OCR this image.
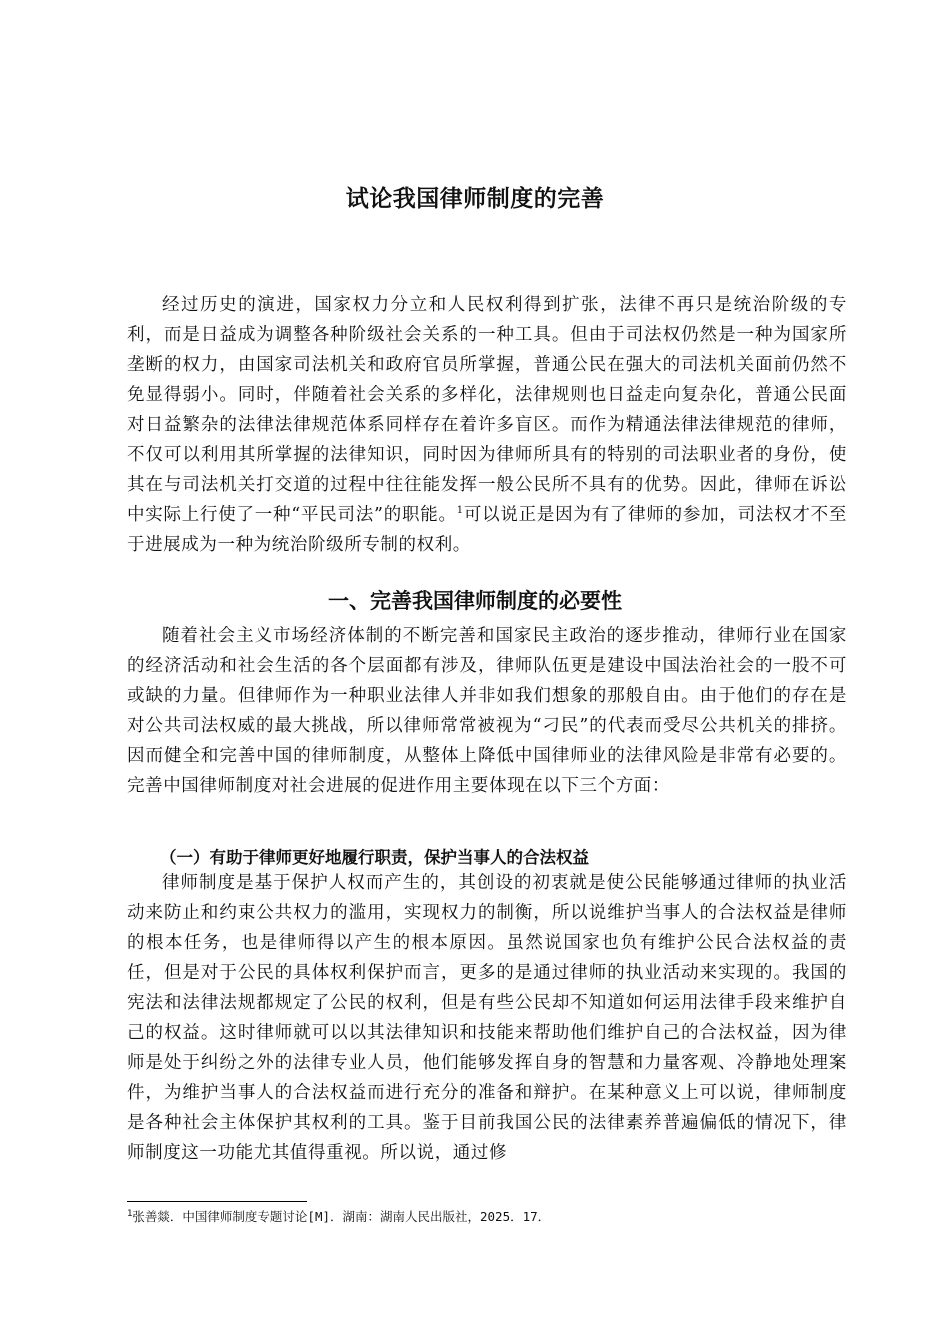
试论我国律师制度的完善

经过历史的演进，国家权力分立和人民权利得到扩张，法律不再只是统治阶级的专利，而是日益成为调整各种阶级社会关系的一种工具。但由于司法权仍然是一种为国家所垄断的权力，由国家司法机关和政府官员所掌握，普通公民在强大的司法机关面前仍然不免显得弱小。同时，伴随着社会关系的多样化，法律规则也日益走向复杂化，普通公民面对日益繁杂的法律法律规范体系同样存在着许多盲区。而作为精通法律法律规范的律师，不仅可以利用其所掌握的法律知识，同时因为律师所具有的特别的司法职业者的身份，使其在与司法机关打交道的过程中往往能发挥一般公民所不具有的优势。因此，律师在诉讼中实际上行使了一种“平民司法”的职能。$^1$可以说正是因为有了律师的参加，司法权才不至于进展成为一种为统治阶级所专制的权利。

一、完善我国律师制度的必要性

随着社会主义市场经济体制的不断完善和国家民主政治的逐步推动，律师行业在国家的经济活动和社会生活的各个层面都有涉及，律师队伍更是建设中国法治社会的一股不可或缺的力量。但律师作为一种职业法律人并非如我们想象的那般自由。由于他们的存在是对公共司法权威的最大挑战，所以律师常常被视为“刁民”的代表而受尽公共机关的排挤。因而健全和完善中国的律师制度，从整体上降低中国律师业的法律风险是非常有必要的。完善中国律师制度对社会进展的促进作用主要体现在以下三个方面：

（一）有助于律师更好地履行职责，保护当事人的合法权益

律师制度是基于保护人权而产生的，其创设的初衷就是使公民能够通过律师的执业活动来防止和约束公共权力的滥用，实现权力的制衡，所以说维护当事人的合法权益是律师的根本任务，也是律师得以产生的根本原因。虽然说国家也负有维护公民合法权益的责任，但是对于公民的具体权利保护而言，更多的是通过律师的执业活动来实现的。我国的宪法和法律法规都规定了公民的权利，但是有些公民却不知道如何运用法律手段来维护自己的权益。这时律师就可以以其法律知识和技能来帮助他们维护自己的合法权益，因为律师是处于纠纷之外的法律专业人员，他们能够发挥自身的智慧和力量客观、冷静地处理案件，为维护当事人的合法权益而进行充分的准备和辩护。在某种意义上可以说，律师制度是各种社会主体保护其权利的工具。鉴于目前我国公民的法律素养普遍偏低的情况下，律师制度这一功能尤其值得重视。所以说，通过修

$^1$张善燚．中国律师制度专题讨论[M]．湖南：湖南人民出版社，2025．17．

--------

Requirement: Write out the listing above exactly as it stands, pictures excluded.

Answer to the exercise:
OCR this image.
试论我国律师制度的完善

经过历史的演进，国家权力分立和人民权利得到扩张，法律不再只是统治阶级的专利，而是日益成为调整各种阶级社会关系的一种工具。但由于司法权仍然是一种为国家所垄断的权力，由国家司法机关和政府官员所掌握，普通公民在强大的司法机关面前仍然不免显得弱小。同时，伴随着社会关系的多样化，法律规则也日益走向复杂化，普通公民面对日益繁杂的法律法律规范体系同样存在着许多盲区。而作为精通法律法律规范的律师，不仅可以利用其所掌握的法律知识，同时因为律师所具有的特别的司法职业者的身份，使其在与司法机关打交道的过程中往往能发挥一般公民所不具有的优势。因此，律师在诉讼中实际上行使了一种“平民司法”的职能。$^1$可以说正是因为有了律师的参加，司法权才不至于进展成为一种为统治阶级所专制的权利。

一、完善我国律师制度的必要性

随着社会主义市场经济体制的不断完善和国家民主政治的逐步推动，律师行业在国家的经济活动和社会生活的各个层面都有涉及，律师队伍更是建设中国法治社会的一股不可或缺的力量。但律师作为一种职业法律人并非如我们想象的那般自由。由于他们的存在是对公共司法权威的最大挑战，所以律师常常被视为“刁民”的代表而受尽公共机关的排挤。因而健全和完善中国的律师制度，从整体上降低中国律师业的法律风险是非常有必要的。完善中国律师制度对社会进展的促进作用主要体现在以下三个方面：

（一）有助于律师更好地履行职责，保护当事人的合法权益

律师制度是基于保护人权而产生的，其创设的初衷就是使公民能够通过律师的执业活动来防止和约束公共权力的滥用，实现权力的制衡，所以说维护当事人的合法权益是律师的根本任务，也是律师得以产生的根本原因。虽然说国家也负有维护公民合法权益的责任，但是对于公民的具体权利保护而言，更多的是通过律师的执业活动来实现的。我国的宪法和法律法规都规定了公民的权利，但是有些公民却不知道如何运用法律手段来维护自己的权益。这时律师就可以以其法律知识和技能来帮助他们维护自己的合法权益，因为律师是处于纠纷之外的法律专业人员，他们能够发挥自身的智慧和力量客观、冷静地处理案件，为维护当事人的合法权益而进行充分的准备和辩护。在某种意义上可以说，律师制度是各种社会主体保护其权利的工具。鉴于目前我国公民的法律素养普遍偏低的情况下，律师制度这一功能尤其值得重视。所以说，通过修

$^1$张善燚．中国律师制度专题讨论[M]．湖南：湖南人民出版社，2025．17．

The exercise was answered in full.